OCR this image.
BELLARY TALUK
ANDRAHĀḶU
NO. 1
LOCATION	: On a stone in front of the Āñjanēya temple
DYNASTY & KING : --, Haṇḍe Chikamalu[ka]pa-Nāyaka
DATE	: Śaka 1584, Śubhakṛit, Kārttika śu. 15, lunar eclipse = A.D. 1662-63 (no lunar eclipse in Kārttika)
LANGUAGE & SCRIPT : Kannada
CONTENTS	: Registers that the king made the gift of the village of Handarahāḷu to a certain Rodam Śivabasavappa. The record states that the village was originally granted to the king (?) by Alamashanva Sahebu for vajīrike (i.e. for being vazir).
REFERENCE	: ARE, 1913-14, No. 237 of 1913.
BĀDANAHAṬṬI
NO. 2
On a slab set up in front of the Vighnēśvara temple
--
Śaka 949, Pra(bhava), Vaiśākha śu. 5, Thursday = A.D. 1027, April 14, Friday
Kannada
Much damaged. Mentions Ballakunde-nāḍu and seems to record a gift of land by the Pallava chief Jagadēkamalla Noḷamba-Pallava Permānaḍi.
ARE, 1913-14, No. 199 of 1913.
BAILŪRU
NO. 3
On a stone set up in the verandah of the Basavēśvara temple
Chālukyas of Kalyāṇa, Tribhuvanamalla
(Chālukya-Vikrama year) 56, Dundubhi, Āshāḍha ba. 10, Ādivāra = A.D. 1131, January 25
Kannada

****************************************

→ **WHAT YOU WILL DO**
Please give back all of the records exactly as written.

→ **ANSWER IN FULL**
OCR this image.
BELLARY TALUK
ANDRAHĀḶU
NO. 1
LOCATION	: On a stone in front of the Āñjanēya temple
DYNASTY & KING : --, Haṇḍe Chikamalu[ka]pa-Nāyaka
DATE	: Śaka 1584, Śubhakṛit, Kārttika śu. 15, lunar eclipse = A.D. 1662-63 (no lunar eclipse in Kārttika)
LANGUAGE & SCRIPT : Kannada
CONTENTS	: Registers that the king made the gift of the village of Handarahāḷu to a certain Rodam Śivabasavappa. The record states that the village was originally granted to the king (?) by Alamashanva Sahebu for vajīrike (i.e. for being vazir).
REFERENCE	: ARE, 1913-14, No. 237 of 1913.
BĀDANAHAṬṬI
NO. 2
On a slab set up in front of the Vighnēśvara temple
--
Śaka 949, Pra(bhava), Vaiśākha śu. 5, Thursday = A.D. 1027, April 14, Friday
Kannada
Much damaged. Mentions Ballakunde-nāḍu and seems to record a gift of land by the Pallava chief Jagadēkamalla Noḷamba-Pallava Permānaḍi.
ARE, 1913-14, No. 199 of 1913.
BAILŪRU
NO. 3
On a stone set up in the verandah of the Basavēśvara temple
Chālukyas of Kalyāṇa, Tribhuvanamalla
(Chālukya-Vikrama year) 56, Dundubhi, Āshāḍha ba. 10, Ādivāra = A.D. 1131, January 25
Kannada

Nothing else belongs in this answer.